=== Exercise objective ===
Reproduce each line of the listing exactly.

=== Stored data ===
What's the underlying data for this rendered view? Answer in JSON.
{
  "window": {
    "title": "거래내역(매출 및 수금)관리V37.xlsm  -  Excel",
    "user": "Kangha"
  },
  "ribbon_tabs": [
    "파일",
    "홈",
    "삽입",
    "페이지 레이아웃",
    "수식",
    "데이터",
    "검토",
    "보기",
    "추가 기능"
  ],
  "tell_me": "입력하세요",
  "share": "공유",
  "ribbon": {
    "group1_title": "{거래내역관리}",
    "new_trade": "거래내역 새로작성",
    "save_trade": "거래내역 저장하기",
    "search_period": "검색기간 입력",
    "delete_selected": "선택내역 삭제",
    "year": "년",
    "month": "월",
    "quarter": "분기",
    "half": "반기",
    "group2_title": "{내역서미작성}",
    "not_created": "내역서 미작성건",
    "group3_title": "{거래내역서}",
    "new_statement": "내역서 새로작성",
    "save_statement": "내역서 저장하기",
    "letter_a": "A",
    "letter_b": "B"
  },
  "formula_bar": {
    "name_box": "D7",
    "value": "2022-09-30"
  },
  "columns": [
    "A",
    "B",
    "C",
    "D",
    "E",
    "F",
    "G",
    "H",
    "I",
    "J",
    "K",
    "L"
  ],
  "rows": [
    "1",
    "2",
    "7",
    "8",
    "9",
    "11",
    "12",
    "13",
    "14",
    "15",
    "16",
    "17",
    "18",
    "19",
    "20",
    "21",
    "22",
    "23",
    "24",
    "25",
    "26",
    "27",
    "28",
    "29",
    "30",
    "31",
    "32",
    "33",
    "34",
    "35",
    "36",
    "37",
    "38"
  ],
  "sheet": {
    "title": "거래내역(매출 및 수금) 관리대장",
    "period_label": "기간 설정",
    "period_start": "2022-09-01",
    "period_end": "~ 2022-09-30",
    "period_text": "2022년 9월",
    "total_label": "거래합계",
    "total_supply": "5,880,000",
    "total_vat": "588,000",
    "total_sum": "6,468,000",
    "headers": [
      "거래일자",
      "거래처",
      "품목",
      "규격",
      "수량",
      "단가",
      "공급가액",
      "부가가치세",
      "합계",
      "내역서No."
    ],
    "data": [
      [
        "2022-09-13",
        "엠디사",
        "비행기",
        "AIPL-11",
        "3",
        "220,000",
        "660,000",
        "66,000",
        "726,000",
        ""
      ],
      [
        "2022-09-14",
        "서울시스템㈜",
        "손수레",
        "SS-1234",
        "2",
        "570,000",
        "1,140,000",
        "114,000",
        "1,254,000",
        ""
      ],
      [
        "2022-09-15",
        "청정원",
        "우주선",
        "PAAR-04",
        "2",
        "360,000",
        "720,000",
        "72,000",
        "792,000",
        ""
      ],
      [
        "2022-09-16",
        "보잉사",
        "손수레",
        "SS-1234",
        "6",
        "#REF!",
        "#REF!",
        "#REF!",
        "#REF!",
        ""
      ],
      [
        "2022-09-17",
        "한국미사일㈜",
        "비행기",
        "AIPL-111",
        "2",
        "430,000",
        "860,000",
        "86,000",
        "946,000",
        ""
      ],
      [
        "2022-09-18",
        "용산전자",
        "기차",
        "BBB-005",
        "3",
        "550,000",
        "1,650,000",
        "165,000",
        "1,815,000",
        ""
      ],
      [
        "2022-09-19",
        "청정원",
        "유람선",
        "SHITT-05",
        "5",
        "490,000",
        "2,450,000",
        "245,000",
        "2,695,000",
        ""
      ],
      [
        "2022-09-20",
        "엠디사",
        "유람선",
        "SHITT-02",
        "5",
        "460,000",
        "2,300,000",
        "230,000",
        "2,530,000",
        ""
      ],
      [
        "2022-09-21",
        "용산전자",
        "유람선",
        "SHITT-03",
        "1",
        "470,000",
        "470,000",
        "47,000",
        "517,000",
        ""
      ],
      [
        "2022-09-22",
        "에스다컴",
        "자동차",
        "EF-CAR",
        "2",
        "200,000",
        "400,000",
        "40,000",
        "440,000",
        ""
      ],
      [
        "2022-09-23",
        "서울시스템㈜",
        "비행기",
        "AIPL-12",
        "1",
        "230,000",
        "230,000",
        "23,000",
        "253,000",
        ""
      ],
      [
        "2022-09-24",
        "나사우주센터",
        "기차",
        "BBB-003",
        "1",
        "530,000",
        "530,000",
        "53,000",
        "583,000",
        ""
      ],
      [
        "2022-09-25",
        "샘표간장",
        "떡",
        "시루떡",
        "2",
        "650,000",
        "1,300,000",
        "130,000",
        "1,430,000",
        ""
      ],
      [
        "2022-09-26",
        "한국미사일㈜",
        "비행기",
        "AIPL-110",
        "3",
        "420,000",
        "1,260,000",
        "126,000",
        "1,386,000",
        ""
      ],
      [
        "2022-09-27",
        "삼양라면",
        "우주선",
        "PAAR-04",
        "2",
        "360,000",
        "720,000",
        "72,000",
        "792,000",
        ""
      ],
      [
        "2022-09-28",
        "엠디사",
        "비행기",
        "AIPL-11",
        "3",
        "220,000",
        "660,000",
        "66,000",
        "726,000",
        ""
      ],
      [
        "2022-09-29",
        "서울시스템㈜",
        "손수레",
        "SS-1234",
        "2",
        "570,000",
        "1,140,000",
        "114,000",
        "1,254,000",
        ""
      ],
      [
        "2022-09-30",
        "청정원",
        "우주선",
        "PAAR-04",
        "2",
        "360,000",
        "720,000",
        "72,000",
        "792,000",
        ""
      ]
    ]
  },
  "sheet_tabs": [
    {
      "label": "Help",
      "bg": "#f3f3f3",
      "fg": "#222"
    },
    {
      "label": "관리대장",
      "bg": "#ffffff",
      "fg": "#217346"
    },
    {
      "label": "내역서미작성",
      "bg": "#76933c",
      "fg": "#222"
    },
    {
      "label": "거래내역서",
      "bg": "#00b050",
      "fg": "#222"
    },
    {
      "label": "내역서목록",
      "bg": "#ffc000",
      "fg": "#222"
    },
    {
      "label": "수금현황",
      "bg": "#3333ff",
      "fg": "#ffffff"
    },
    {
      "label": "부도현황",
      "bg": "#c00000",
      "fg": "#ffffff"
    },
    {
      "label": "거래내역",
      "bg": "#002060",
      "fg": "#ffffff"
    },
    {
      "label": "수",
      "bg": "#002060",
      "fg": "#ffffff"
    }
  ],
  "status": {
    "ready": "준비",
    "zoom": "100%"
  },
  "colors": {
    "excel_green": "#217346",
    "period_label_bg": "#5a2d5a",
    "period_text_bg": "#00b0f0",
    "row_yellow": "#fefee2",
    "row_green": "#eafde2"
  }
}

=== Expected answer ===
What's the underlying data for this rendered view? Answer in JSON.
{
  "window": {
    "title": "거래내역(매출 및 수금)관리V37.xlsm  -  Excel",
    "user": "Kangha"
  },
  "ribbon_tabs": [
    "파일",
    "홈",
    "삽입",
    "페이지 레이아웃",
    "수식",
    "데이터",
    "검토",
    "보기",
    "추가 기능"
  ],
  "tell_me": "입력하세요",
  "share": "공유",
  "ribbon": {
    "group1_title": "{거래내역관리}",
    "new_trade": "거래내역 새로작성",
    "save_trade": "거래내역 저장하기",
    "search_period": "검색기간 입력",
    "delete_selected": "선택내역 삭제",
    "year": "년",
    "month": "월",
    "quarter": "분기",
    "half": "반기",
    "group2_title": "{내역서미작성}",
    "not_created": "내역서 미작성건",
    "group3_title": "{거래내역서}",
    "new_statement": "내역서 새로작성",
    "save_statement": "내역서 저장하기",
    "letter_a": "A",
    "letter_b": "B"
  },
  "formula_bar": {
    "name_box": "D7",
    "value": "2022-09-30"
  },
  "columns": [
    "A",
    "B",
    "C",
    "D",
    "E",
    "F",
    "G",
    "H",
    "I",
    "J",
    "K",
    "L"
  ],
  "rows": [
    "1",
    "2",
    "7",
    "8",
    "9",
    "11",
    "12",
    "13",
    "14",
    "15",
    "16",
    "17",
    "18",
    "19",
    "20",
    "21",
    "22",
    "23",
    "24",
    "25",
    "26",
    "27",
    "28",
    "29",
    "30",
    "31",
    "32",
    "33",
    "34",
    "35",
    "36",
    "37",
    "38"
  ],
  "sheet": {
    "title": "거래내역(매출 및 수금) 관리대장",
    "period_label": "기간 설정",
    "period_start": "2022-09-01",
    "period_end": "~ 2022-09-30",
    "period_text": "2022년 9월",
    "total_label": "거래합계",
    "total_supply": "5,880,000",
    "total_vat": "588,000",
    "total_sum": "6,468,000",
    "headers": [
      "거래일자",
      "거래처",
      "품목",
      "규격",
      "수량",
      "단가",
      "공급가액",
      "부가가치세",
      "합계",
      "내역서No."
    ],
    "data": [
      [
        "2022-09-13",
        "엠디사",
        "비행기",
        "AIPL-11",
        "3",
        "220,000",
        "660,000",
        "66,000",
        "726,000",
        ""
      ],
      [
        "2022-09-14",
        "서울시스템㈜",
        "손수레",
        "SS-1234",
        "2",
        "570,000",
        "1,140,000",
        "114,000",
        "1,254,000",
        ""
      ],
      [
        "2022-09-15",
        "청정원",
        "우주선",
        "PAAR-04",
        "2",
        "360,000",
        "720,000",
        "72,000",
        "792,000",
        ""
      ],
      [
        "2022-09-16",
        "보잉사",
        "손수레",
        "SS-1234",
        "6",
        "#REF!",
        "#REF!",
        "#REF!",
        "#REF!",
        ""
      ],
      [
        "2022-09-17",
        "한국미사일㈜",
        "비행기",
        "AIPL-111",
        "2",
        "430,000",
        "860,000",
        "86,000",
        "946,000",
        ""
      ],
      [
        "2022-09-18",
        "용산전자",
        "기차",
        "BBB-005",
        "3",
        "550,000",
        "1,650,000",
        "165,000",
        "1,815,000",
        ""
      ],
      [
        "2022-09-19",
        "청정원",
        "유람선",
        "SHITT-05",
        "5",
        "490,000",
        "2,450,000",
        "245,000",
        "2,695,000",
        ""
      ],
      [
        "2022-09-20",
        "엠디사",
        "유람선",
        "SHITT-02",
        "5",
        "460,000",
        "2,300,000",
        "230,000",
        "2,530,000",
        ""
      ],
      [
        "2022-09-21",
        "용산전자",
        "유람선",
        "SHITT-03",
        "1",
        "470,000",
        "470,000",
        "47,000",
        "517,000",
        ""
      ],
      [
        "2022-09-22",
        "에스다컴",
        "자동차",
        "EF-CAR",
        "2",
        "200,000",
        "400,000",
        "40,000",
        "440,000",
        ""
      ],
      [
        "2022-09-23",
        "서울시스템㈜",
        "비행기",
        "AIPL-12",
        "1",
        "230,000",
        "230,000",
        "23,000",
        "253,000",
        ""
      ],
      [
        "2022-09-24",
        "나사우주센터",
        "기차",
        "BBB-003",
        "1",
        "530,000",
        "530,000",
        "53,000",
        "583,000",
        ""
      ],
      [
        "2022-09-25",
        "샘표간장",
        "떡",
        "시루떡",
        "2",
        "650,000",
        "1,300,000",
        "130,000",
        "1,430,000",
        ""
      ],
      [
        "2022-09-26",
        "한국미사일㈜",
        "비행기",
        "AIPL-110",
        "3",
        "420,000",
        "1,260,000",
        "126,000",
        "1,386,000",
        ""
      ],
      [
        "2022-09-27",
        "삼양라면",
        "우주선",
        "PAAR-04",
        "2",
        "360,000",
        "720,000",
        "72,000",
        "792,000",
        ""
      ],
      [
        "2022-09-28",
        "엠디사",
        "비행기",
        "AIPL-11",
        "3",
        "220,000",
        "660,000",
        "66,000",
        "726,000",
        ""
      ],
      [
        "2022-09-29",
        "서울시스템㈜",
        "손수레",
        "SS-1234",
        "2",
        "570,000",
        "1,140,000",
        "114,000",
        "1,254,000",
        ""
      ],
      [
        "2022-09-30",
        "청정원",
        "우주선",
        "PAAR-04",
        "2",
        "360,000",
        "720,000",
        "72,000",
        "792,000",
        ""
      ]
    ]
  },
  "sheet_tabs": [
    {
      "label": "Help",
      "bg": "#f3f3f3",
      "fg": "#222"
    },
    {
      "label": "관리대장",
      "bg": "#ffffff",
      "fg": "#217346"
    },
    {
      "label": "내역서미작성",
      "bg": "#76933c",
      "fg": "#222"
    },
    {
      "label": "거래내역서",
      "bg": "#00b050",
      "fg": "#222"
    },
    {
      "label": "내역서목록",
      "bg": "#ffc000",
      "fg": "#222"
    },
    {
      "label": "수금현황",
      "bg": "#3333ff",
      "fg": "#ffffff"
    },
    {
      "label": "부도현황",
      "bg": "#c00000",
      "fg": "#ffffff"
    },
    {
      "label": "거래내역",
      "bg": "#002060",
      "fg": "#ffffff"
    },
    {
      "label": "수",
      "bg": "#002060",
      "fg": "#ffffff"
    }
  ],
  "status": {
    "ready": "준비",
    "zoom": "100%"
  },
  "colors": {
    "excel_green": "#217346",
    "period_label_bg": "#5a2d5a",
    "period_text_bg": "#00b0f0",
    "row_yellow": "#fefee2",
    "row_green": "#eafde2"
  }
}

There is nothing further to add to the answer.